Return only the count of lines in which the word "text" appears.

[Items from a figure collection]
-*-*-

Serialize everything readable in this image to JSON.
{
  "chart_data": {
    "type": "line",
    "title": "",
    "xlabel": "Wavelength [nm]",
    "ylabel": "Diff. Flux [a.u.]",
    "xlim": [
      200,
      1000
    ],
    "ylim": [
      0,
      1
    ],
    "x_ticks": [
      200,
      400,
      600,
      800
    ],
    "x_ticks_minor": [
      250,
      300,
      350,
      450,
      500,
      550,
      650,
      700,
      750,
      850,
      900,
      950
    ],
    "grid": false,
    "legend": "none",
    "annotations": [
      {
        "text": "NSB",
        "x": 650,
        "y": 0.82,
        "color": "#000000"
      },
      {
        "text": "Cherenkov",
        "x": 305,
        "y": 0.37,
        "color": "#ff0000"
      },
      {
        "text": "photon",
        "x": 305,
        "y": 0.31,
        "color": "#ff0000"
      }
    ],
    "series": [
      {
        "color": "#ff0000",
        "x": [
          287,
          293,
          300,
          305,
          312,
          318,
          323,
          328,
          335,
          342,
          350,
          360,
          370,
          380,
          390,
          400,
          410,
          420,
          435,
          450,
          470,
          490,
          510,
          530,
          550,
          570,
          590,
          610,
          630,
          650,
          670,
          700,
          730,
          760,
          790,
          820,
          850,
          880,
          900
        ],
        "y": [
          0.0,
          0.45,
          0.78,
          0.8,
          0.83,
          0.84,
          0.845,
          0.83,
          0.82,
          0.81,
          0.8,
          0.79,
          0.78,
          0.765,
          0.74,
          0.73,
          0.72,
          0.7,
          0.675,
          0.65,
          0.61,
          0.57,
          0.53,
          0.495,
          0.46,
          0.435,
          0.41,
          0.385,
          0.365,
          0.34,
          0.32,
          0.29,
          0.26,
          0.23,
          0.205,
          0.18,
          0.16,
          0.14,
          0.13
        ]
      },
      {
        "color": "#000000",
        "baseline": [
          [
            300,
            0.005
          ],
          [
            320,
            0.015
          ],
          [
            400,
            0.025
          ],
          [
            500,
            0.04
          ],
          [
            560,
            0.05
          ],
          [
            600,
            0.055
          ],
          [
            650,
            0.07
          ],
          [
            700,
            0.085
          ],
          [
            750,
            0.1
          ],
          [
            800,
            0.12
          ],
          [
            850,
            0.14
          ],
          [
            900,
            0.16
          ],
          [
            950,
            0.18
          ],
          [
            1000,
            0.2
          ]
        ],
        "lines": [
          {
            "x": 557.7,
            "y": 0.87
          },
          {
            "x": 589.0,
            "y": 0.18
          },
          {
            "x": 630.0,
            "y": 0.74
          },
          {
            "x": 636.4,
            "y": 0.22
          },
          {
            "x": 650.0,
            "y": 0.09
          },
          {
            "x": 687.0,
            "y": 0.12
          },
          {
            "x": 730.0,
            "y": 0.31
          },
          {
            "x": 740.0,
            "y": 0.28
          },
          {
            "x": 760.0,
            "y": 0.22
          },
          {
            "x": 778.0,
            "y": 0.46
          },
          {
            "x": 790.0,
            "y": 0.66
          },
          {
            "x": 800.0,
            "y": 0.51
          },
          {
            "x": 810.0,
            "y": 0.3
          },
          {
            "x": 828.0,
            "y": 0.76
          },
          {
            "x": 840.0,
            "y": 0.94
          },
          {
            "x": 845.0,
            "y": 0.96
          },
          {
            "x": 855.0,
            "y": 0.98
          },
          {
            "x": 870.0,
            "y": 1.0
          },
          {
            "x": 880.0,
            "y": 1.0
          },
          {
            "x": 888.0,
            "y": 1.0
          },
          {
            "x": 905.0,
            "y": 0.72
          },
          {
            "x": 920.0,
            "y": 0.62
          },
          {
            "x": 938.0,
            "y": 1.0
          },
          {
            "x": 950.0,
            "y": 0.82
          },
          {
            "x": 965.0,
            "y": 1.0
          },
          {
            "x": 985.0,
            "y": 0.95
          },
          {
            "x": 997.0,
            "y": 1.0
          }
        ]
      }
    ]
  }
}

-*-*-

**Written answer**
3